TASK DETAILS =>
From the listing below, extract each line containing the string "Output".
* BEGIN *
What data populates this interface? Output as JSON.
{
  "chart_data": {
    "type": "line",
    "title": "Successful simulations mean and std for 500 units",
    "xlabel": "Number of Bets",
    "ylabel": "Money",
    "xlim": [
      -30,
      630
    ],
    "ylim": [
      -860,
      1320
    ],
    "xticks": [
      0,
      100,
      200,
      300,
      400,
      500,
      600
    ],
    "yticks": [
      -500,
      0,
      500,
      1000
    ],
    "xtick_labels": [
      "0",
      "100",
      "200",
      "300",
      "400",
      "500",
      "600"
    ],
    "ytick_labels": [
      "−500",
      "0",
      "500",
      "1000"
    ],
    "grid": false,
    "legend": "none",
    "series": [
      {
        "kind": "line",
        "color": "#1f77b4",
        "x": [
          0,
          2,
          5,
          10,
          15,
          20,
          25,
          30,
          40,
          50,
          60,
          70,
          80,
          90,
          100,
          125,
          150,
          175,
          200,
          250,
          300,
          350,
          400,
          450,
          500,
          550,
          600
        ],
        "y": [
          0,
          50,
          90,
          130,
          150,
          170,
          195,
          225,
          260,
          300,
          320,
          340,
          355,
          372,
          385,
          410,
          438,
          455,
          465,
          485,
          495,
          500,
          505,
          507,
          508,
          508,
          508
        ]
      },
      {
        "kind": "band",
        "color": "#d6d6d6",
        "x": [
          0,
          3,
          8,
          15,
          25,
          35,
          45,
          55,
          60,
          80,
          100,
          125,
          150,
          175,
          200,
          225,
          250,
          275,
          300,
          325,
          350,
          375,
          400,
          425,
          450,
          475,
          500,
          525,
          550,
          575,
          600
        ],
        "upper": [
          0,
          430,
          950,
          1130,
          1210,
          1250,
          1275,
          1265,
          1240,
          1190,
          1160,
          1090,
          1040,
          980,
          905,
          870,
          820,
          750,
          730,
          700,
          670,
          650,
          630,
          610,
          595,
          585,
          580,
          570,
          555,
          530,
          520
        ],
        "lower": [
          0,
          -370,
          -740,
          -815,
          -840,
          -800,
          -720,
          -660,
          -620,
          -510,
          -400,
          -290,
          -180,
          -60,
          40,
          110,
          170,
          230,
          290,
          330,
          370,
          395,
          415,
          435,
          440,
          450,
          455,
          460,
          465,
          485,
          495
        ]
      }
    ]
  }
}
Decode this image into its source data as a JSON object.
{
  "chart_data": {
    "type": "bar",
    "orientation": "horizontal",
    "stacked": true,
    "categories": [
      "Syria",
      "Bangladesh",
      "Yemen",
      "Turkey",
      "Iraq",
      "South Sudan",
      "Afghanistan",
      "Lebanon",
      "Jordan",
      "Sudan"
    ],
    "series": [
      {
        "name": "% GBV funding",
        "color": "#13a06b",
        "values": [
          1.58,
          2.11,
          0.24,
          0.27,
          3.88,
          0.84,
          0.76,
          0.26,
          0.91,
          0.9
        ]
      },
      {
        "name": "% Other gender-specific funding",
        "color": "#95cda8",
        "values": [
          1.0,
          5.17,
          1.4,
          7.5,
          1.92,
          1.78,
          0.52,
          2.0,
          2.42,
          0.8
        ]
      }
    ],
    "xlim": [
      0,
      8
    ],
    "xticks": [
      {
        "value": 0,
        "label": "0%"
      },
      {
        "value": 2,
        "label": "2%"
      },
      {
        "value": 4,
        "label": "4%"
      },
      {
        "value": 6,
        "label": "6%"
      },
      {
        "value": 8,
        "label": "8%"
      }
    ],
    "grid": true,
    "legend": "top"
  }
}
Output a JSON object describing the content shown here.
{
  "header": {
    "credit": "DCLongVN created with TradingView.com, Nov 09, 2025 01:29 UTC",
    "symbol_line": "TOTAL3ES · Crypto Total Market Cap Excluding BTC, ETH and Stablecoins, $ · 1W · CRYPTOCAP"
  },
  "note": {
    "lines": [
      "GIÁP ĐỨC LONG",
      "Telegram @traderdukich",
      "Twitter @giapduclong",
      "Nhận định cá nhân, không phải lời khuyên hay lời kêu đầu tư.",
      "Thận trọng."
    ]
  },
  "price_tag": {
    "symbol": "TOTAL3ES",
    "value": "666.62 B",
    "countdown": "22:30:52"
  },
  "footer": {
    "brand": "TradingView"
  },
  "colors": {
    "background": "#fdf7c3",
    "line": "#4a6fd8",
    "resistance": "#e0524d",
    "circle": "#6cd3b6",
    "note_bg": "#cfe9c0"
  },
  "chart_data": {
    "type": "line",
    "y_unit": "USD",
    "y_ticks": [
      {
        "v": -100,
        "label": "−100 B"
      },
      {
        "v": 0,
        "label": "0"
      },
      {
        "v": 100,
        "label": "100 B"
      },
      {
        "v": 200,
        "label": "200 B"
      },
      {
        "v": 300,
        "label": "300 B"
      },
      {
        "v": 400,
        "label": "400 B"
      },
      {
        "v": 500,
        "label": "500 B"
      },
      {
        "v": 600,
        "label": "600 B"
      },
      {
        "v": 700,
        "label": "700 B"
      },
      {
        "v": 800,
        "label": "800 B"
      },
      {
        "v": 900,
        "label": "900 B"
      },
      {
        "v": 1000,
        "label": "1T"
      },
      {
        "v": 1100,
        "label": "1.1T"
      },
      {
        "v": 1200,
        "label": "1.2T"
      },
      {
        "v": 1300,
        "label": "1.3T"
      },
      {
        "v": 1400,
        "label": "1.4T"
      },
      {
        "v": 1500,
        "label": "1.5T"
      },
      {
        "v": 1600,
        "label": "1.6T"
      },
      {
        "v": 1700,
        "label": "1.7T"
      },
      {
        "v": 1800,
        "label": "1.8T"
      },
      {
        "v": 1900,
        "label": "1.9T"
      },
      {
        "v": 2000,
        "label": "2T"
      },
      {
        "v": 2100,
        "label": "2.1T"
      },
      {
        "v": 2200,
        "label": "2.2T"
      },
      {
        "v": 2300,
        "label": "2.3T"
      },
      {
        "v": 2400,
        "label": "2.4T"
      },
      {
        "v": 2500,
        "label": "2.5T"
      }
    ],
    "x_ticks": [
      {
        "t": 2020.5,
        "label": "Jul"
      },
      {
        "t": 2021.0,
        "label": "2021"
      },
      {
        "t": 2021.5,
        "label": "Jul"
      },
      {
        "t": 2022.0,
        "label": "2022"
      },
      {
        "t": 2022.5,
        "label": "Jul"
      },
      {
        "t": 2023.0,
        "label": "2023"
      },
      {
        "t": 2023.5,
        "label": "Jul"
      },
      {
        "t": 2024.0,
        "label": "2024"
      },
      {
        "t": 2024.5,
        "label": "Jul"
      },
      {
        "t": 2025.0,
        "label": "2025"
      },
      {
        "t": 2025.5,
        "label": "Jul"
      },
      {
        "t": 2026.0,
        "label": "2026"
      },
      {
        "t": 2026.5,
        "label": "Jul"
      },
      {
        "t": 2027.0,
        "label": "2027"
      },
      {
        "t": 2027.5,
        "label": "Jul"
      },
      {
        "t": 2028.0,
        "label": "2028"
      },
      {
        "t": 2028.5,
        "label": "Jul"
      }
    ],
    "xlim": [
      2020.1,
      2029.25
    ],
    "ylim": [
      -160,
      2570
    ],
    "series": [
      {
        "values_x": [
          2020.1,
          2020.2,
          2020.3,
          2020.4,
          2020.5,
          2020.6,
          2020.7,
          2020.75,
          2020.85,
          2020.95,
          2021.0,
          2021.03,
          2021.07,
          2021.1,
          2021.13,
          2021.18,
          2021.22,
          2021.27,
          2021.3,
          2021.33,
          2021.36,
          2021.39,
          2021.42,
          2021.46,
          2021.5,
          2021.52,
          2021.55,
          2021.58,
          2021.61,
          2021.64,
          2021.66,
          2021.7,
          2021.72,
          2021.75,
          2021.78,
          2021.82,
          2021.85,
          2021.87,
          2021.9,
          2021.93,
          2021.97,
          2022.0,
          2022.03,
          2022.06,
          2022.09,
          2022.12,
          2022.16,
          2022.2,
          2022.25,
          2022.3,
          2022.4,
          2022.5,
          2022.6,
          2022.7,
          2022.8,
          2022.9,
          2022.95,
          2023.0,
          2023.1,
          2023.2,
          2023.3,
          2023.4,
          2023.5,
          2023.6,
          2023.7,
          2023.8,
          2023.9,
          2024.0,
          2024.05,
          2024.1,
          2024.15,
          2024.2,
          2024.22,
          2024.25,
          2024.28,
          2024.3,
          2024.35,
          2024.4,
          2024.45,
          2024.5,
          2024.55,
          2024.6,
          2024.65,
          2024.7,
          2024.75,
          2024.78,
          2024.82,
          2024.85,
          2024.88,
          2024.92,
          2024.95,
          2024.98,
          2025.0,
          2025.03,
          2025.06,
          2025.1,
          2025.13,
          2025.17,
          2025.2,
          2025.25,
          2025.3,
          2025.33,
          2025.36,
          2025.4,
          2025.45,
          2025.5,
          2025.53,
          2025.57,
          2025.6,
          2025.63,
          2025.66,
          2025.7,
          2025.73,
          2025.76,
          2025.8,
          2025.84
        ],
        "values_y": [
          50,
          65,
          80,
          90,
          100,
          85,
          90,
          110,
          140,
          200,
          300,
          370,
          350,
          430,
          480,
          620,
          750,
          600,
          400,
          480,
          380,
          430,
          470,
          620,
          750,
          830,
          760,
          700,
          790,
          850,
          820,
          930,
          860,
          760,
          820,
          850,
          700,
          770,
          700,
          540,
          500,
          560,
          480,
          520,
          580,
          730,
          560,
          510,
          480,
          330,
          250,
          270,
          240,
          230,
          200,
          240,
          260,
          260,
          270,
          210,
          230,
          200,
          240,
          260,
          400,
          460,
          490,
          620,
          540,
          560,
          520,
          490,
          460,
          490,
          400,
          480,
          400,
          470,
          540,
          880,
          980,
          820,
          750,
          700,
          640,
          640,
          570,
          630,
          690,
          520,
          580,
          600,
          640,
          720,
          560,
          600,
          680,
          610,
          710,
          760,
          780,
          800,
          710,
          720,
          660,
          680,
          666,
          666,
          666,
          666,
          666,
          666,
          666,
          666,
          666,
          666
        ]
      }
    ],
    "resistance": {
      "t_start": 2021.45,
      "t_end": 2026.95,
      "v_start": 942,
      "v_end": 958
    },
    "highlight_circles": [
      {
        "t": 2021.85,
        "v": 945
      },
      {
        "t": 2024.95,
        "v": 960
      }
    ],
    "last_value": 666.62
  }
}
* END *
FINAL RESULT =>
What data populates this interface? Output as JSON.
Output a JSON object describing the content shown here.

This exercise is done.